━━ ENTRIES PROVIDED

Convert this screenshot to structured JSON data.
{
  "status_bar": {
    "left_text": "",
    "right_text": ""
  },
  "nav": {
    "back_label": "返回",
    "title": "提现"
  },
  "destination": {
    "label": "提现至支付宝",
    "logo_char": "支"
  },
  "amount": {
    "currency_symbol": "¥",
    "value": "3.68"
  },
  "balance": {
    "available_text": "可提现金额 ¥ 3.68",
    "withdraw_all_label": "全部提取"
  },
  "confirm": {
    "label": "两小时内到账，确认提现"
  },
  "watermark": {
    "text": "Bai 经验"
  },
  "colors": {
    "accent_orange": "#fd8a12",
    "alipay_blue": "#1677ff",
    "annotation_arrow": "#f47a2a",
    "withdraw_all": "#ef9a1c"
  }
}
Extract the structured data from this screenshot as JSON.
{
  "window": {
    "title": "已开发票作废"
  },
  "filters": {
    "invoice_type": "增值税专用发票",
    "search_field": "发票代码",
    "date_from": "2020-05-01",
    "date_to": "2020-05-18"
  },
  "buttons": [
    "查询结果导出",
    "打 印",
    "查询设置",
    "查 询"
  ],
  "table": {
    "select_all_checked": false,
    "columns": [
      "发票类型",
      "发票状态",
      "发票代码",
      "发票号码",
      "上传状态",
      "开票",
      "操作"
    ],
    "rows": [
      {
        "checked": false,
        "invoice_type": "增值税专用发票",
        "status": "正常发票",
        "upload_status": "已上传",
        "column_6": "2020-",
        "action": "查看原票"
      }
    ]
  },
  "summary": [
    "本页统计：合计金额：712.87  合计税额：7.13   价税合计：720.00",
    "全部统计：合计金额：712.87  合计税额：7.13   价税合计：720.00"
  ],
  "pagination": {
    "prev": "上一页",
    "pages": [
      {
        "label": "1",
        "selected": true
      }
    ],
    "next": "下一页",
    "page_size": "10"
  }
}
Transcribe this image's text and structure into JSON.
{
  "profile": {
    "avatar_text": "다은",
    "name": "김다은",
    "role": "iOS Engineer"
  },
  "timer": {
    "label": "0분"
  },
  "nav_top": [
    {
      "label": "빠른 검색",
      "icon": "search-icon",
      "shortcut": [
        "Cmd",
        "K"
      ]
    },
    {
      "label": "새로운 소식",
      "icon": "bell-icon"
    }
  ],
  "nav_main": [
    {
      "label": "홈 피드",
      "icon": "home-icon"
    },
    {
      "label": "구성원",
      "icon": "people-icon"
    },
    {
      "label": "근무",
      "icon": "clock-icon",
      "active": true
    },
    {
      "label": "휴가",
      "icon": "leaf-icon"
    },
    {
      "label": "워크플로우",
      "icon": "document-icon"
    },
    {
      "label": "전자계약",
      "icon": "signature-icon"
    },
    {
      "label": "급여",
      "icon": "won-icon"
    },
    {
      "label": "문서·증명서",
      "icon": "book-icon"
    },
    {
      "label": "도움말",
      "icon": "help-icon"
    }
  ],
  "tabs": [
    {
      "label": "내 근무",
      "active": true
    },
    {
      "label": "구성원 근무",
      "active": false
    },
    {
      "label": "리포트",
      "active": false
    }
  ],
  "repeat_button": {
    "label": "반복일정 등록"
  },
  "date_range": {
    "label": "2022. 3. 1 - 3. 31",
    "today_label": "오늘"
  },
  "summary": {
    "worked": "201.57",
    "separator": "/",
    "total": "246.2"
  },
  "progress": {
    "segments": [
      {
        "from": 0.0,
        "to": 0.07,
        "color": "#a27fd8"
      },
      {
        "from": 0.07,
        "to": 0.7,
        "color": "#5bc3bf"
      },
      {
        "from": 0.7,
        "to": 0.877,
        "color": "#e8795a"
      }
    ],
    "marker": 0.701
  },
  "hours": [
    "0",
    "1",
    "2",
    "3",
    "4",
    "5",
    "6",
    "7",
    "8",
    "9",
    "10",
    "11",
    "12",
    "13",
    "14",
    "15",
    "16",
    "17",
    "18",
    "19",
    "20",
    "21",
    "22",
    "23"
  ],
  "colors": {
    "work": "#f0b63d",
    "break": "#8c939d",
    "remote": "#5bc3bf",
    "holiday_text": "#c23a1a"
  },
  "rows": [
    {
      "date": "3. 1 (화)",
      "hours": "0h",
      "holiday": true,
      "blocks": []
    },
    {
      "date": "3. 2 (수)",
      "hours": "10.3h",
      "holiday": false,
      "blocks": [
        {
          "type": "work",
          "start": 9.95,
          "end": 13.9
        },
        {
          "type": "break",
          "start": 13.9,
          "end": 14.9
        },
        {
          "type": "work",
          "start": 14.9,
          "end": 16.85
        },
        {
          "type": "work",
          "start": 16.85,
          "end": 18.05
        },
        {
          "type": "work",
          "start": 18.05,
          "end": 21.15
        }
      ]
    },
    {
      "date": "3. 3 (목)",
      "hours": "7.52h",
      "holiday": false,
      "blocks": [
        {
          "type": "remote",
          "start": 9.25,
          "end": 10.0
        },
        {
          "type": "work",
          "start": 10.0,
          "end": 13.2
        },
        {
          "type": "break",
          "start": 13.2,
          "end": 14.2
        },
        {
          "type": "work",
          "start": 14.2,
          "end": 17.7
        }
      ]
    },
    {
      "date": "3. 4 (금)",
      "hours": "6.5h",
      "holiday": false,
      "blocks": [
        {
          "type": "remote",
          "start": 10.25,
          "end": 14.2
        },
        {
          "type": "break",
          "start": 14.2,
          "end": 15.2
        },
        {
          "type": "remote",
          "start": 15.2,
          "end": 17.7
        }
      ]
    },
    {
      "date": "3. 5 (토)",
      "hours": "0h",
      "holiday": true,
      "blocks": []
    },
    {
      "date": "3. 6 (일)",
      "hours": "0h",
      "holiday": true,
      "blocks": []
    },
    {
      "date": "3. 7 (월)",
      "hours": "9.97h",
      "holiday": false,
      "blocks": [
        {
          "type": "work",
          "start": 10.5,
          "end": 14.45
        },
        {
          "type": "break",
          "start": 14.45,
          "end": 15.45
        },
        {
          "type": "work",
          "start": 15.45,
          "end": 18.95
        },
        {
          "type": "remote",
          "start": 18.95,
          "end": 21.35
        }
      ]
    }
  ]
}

━━━━

▸ **TASK DESCRIPTION**:
Every line that holds the word "screenshot" should be extracted.

▸ **RESPONSE TO THIS TASK**:
Convert this screenshot to structured JSON data.
Extract the structured data from this screenshot as JSON.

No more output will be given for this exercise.